Required work:
Extract each line of the records below that contains the word "omega".

Extracted material:
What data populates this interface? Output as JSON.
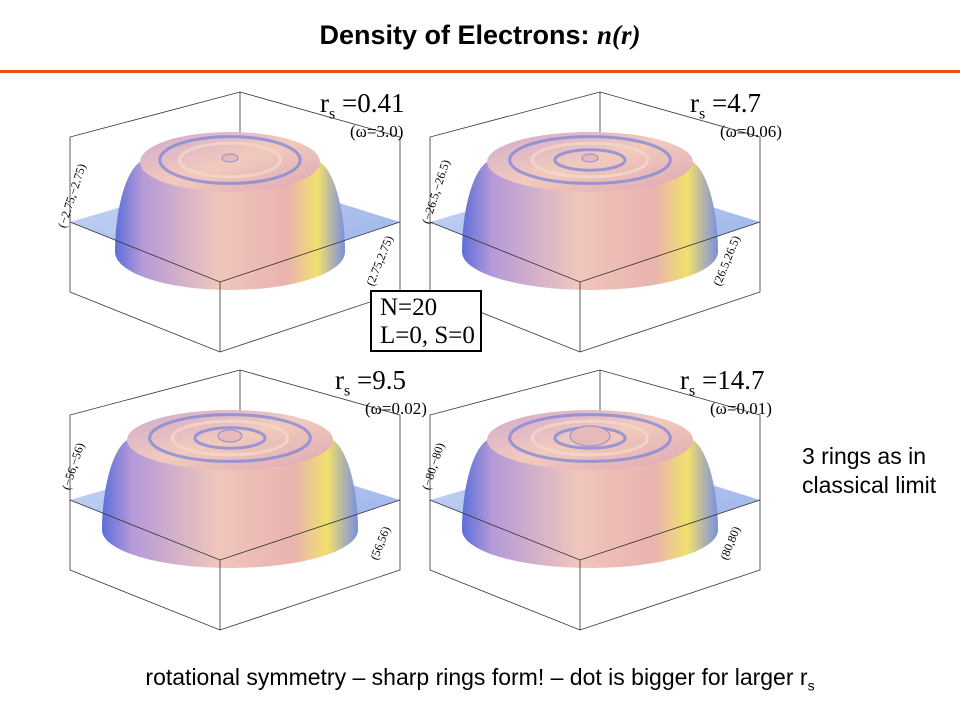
{
  "slide": {
    "title_main": "Density of Electrons: ",
    "title_symbol": "n(r)",
    "accent_color": "#e8501e",
    "side_note": "3 rings as in classical limit",
    "caption_main": "rotational symmetry – sharp rings form! – dot is bigger for larger r",
    "caption_sub": "s"
  },
  "config_box": {
    "line1": "N=20",
    "line2": "L=0, S=0"
  },
  "panels": [
    {
      "rs_label": "r",
      "rs_sub": "s",
      "rs_value": " =0.41",
      "omega": "(ω=3.0)",
      "corner_low": "(−2.75,−2.75)",
      "corner_high": "(2.75,2.75)",
      "rings": 2,
      "center_peak": "small"
    },
    {
      "rs_label": "r",
      "rs_sub": "s",
      "rs_value": " =4.7",
      "omega": "(ω=0.06)",
      "corner_low": "(−26.5,−26.5)",
      "corner_high": "(26.5,26.5)",
      "rings": 3,
      "center_peak": "small"
    },
    {
      "rs_label": "r",
      "rs_sub": "s",
      "rs_value": " =9.5",
      "omega": "(ω=0.02)",
      "corner_low": "(−56,−56)",
      "corner_high": "(56,56)",
      "rings": 3,
      "center_peak": "medium"
    },
    {
      "rs_label": "r",
      "rs_sub": "s",
      "rs_value": " =14.7",
      "omega": "(ω=0.01)",
      "corner_low": "(−80,−80)",
      "corner_high": "(80,80)",
      "rings": 3,
      "center_peak": "large"
    }
  ],
  "colors": {
    "floor": "#aabfee",
    "surface_light": "#f3c9bd",
    "surface_mid": "#e6a7b0",
    "surface_edge": "#6b78d6",
    "highlight_yellow": "#f2e46a"
  }
}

Response to the exercise:
      "omega": "(ω=3.0)",
      "omega": "(ω=0.06)",
      "omega": "(ω=0.02)",
      "omega": "(ω=0.01)",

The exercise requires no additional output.